— START OF Records for this exercise —

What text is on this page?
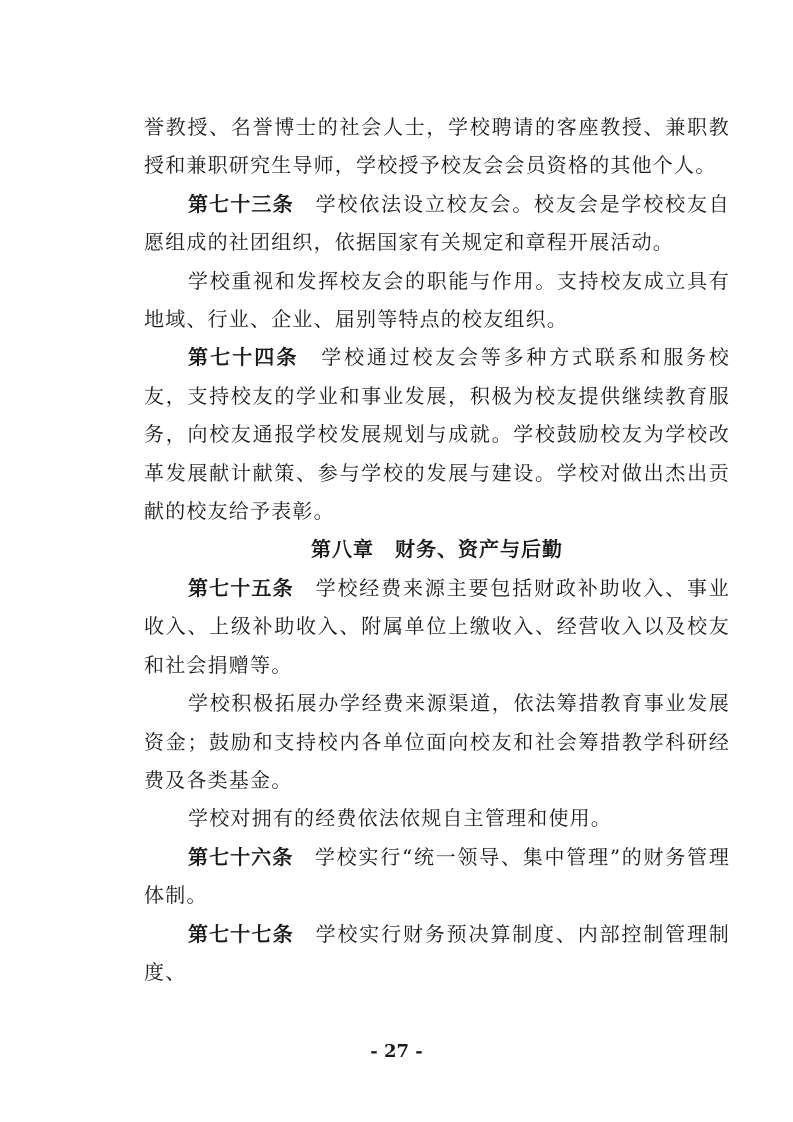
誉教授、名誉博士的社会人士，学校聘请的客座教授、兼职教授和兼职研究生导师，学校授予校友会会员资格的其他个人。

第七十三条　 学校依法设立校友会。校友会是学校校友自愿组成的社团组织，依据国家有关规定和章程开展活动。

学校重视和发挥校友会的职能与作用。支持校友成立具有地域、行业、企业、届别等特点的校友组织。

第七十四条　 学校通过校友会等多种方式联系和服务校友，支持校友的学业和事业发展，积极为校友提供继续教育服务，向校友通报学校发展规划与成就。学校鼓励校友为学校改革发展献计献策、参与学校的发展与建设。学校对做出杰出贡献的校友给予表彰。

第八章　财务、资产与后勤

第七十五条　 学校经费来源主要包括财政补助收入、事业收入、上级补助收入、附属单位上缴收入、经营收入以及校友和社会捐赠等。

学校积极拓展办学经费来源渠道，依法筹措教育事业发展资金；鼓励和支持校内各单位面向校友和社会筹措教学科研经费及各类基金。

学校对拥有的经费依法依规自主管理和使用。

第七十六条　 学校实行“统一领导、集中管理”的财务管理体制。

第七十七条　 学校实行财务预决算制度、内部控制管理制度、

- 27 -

— END OF Records for this exercise —

▶ **Task goal**
Above are records with pictures; repeat the records exactly and leave the pictures out.

▶ **The solution**
What text is on this page?
誉教授、名誉博士的社会人士，学校聘请的客座教授、兼职教授和兼职研究生导师，学校授予校友会会员资格的其他个人。

第七十三条　 学校依法设立校友会。校友会是学校校友自愿组成的社团组织，依据国家有关规定和章程开展活动。

学校重视和发挥校友会的职能与作用。支持校友成立具有地域、行业、企业、届别等特点的校友组织。

第七十四条　 学校通过校友会等多种方式联系和服务校友，支持校友的学业和事业发展，积极为校友提供继续教育服务，向校友通报学校发展规划与成就。学校鼓励校友为学校改革发展献计献策、参与学校的发展与建设。学校对做出杰出贡献的校友给予表彰。

第八章　财务、资产与后勤

第七十五条　 学校经费来源主要包括财政补助收入、事业收入、上级补助收入、附属单位上缴收入、经营收入以及校友和社会捐赠等。

学校积极拓展办学经费来源渠道，依法筹措教育事业发展资金；鼓励和支持校内各单位面向校友和社会筹措教学科研经费及各类基金。

学校对拥有的经费依法依规自主管理和使用。

第七十六条　 学校实行“统一领导、集中管理”的财务管理体制。

第七十七条　 学校实行财务预决算制度、内部控制管理制度、

- 27 -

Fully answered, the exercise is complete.